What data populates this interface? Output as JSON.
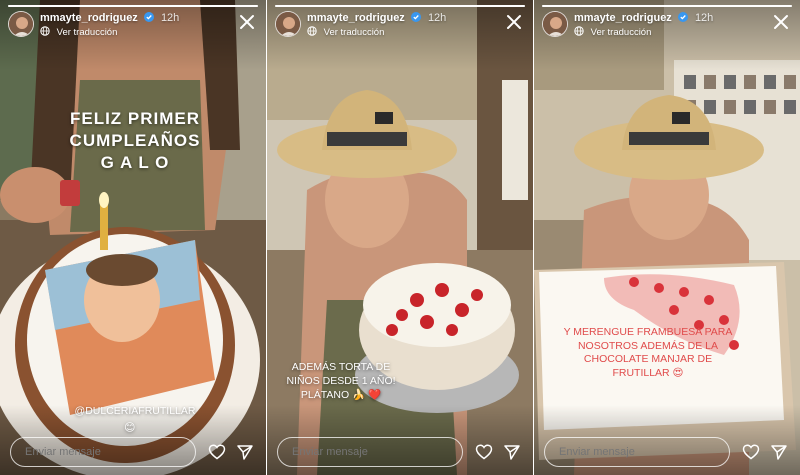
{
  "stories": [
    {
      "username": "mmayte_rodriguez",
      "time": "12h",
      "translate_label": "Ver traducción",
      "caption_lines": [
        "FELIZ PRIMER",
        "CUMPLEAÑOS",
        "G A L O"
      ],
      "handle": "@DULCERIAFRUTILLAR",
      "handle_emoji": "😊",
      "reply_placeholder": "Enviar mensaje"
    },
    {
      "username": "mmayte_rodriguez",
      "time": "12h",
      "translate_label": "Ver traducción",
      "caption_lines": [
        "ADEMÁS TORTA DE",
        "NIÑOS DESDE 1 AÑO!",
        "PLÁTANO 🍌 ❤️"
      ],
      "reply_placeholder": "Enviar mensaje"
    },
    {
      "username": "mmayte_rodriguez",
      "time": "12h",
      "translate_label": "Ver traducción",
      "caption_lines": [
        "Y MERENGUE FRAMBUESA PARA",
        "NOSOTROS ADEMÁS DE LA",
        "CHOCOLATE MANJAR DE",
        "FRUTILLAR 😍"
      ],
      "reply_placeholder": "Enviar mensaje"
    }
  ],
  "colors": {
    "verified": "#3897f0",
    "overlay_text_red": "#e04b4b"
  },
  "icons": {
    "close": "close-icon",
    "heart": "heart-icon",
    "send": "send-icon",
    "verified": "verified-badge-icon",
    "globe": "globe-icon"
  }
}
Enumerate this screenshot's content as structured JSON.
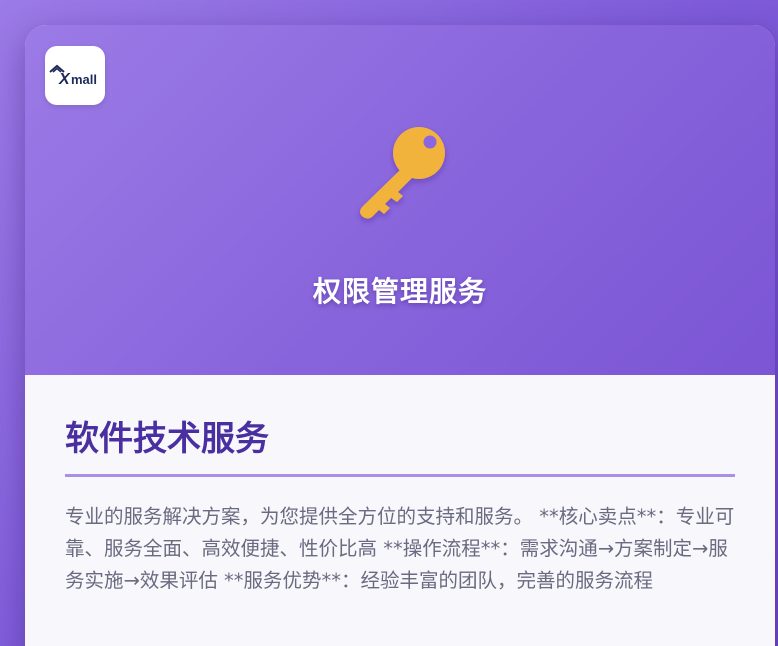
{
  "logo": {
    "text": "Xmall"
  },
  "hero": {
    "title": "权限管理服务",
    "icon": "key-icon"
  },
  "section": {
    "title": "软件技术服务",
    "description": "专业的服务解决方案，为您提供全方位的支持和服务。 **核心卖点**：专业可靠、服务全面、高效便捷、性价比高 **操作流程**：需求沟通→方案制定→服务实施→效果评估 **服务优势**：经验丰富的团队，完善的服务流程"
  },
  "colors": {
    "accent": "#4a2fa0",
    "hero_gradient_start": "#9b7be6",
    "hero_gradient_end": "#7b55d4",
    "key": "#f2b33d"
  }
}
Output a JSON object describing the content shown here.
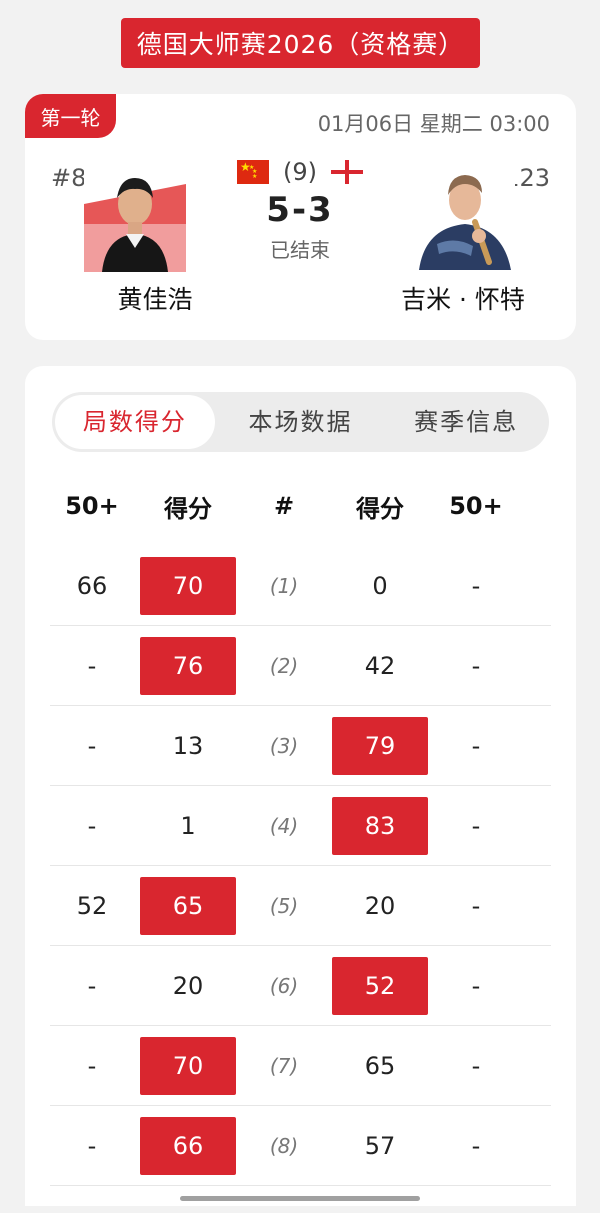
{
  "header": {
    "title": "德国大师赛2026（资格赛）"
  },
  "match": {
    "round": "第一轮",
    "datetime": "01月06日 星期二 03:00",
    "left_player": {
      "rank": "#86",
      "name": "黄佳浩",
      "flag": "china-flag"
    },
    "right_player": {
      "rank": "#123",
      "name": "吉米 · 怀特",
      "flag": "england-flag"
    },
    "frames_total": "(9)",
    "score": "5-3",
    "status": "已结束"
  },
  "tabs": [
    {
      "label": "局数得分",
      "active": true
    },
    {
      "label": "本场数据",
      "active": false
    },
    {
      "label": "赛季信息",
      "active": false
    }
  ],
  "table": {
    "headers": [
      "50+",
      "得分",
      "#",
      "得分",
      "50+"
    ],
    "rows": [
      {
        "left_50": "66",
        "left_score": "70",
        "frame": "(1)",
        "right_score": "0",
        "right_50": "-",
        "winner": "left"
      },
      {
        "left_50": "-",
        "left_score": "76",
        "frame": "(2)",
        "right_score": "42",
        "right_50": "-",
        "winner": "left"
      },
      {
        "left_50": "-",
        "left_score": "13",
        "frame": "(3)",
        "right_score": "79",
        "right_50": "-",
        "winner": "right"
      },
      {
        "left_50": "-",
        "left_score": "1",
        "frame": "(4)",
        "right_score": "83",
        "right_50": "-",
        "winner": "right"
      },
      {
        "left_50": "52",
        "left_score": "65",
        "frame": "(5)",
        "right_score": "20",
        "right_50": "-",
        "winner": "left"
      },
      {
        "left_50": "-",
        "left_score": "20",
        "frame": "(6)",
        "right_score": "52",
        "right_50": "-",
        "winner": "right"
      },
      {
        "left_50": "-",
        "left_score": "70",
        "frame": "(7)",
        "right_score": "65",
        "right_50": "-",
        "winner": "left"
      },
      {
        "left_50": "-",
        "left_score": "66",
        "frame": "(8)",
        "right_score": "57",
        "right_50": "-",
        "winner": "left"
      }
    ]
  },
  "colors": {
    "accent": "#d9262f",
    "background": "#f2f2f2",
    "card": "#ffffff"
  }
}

=====

**PROBLEM STATEMENT**
In the entries above, count each line holding "content" and report the total and nothing more.

**THE SOLUTION**
2